Copy all of the material below exactly.

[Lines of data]
== == ==

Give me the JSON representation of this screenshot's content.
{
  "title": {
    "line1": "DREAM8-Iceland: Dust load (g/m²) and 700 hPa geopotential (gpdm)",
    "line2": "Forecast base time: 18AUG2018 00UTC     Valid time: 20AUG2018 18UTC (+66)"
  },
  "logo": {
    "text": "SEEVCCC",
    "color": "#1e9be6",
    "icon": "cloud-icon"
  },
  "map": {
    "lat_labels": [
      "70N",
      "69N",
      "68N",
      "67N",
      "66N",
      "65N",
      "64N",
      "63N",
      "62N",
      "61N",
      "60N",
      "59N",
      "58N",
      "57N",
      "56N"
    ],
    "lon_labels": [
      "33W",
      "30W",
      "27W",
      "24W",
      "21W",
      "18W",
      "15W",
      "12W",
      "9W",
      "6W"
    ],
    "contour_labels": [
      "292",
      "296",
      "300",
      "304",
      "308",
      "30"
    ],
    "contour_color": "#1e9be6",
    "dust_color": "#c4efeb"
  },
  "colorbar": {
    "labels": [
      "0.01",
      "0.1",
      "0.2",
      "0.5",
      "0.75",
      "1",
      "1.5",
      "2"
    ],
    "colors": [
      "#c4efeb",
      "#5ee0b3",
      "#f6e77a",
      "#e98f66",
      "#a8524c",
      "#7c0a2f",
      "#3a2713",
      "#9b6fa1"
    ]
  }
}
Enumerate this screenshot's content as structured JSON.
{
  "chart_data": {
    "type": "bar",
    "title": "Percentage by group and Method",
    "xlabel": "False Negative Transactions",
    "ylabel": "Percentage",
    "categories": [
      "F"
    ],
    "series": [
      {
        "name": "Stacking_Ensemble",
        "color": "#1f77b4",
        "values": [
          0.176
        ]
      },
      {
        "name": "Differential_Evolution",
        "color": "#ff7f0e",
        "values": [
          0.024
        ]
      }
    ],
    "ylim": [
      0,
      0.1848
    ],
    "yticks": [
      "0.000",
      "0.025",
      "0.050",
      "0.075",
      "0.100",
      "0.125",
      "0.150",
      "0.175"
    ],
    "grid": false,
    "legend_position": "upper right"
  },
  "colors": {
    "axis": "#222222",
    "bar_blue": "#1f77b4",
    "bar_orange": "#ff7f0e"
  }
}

== == ==

• Correct answer:
Give me the JSON representation of this screenshot's content.
{
  "title": {
    "line1": "DREAM8-Iceland: Dust load (g/m²) and 700 hPa geopotential (gpdm)",
    "line2": "Forecast base time: 18AUG2018 00UTC     Valid time: 20AUG2018 18UTC (+66)"
  },
  "logo": {
    "text": "SEEVCCC",
    "color": "#1e9be6",
    "icon": "cloud-icon"
  },
  "map": {
    "lat_labels": [
      "70N",
      "69N",
      "68N",
      "67N",
      "66N",
      "65N",
      "64N",
      "63N",
      "62N",
      "61N",
      "60N",
      "59N",
      "58N",
      "57N",
      "56N"
    ],
    "lon_labels": [
      "33W",
      "30W",
      "27W",
      "24W",
      "21W",
      "18W",
      "15W",
      "12W",
      "9W",
      "6W"
    ],
    "contour_labels": [
      "292",
      "296",
      "300",
      "304",
      "308",
      "30"
    ],
    "contour_color": "#1e9be6",
    "dust_color": "#c4efeb"
  },
  "colorbar": {
    "labels": [
      "0.01",
      "0.1",
      "0.2",
      "0.5",
      "0.75",
      "1",
      "1.5",
      "2"
    ],
    "colors": [
      "#c4efeb",
      "#5ee0b3",
      "#f6e77a",
      "#e98f66",
      "#a8524c",
      "#7c0a2f",
      "#3a2713",
      "#9b6fa1"
    ]
  }
}
Enumerate this screenshot's content as structured JSON.
{
  "chart_data": {
    "type": "bar",
    "title": "Percentage by group and Method",
    "xlabel": "False Negative Transactions",
    "ylabel": "Percentage",
    "categories": [
      "F"
    ],
    "series": [
      {
        "name": "Stacking_Ensemble",
        "color": "#1f77b4",
        "values": [
          0.176
        ]
      },
      {
        "name": "Differential_Evolution",
        "color": "#ff7f0e",
        "values": [
          0.024
        ]
      }
    ],
    "ylim": [
      0,
      0.1848
    ],
    "yticks": [
      "0.000",
      "0.025",
      "0.050",
      "0.075",
      "0.100",
      "0.125",
      "0.150",
      "0.175"
    ],
    "grid": false,
    "legend_position": "upper right"
  },
  "colors": {
    "axis": "#222222",
    "bar_blue": "#1f77b4",
    "bar_orange": "#ff7f0e"
  }
}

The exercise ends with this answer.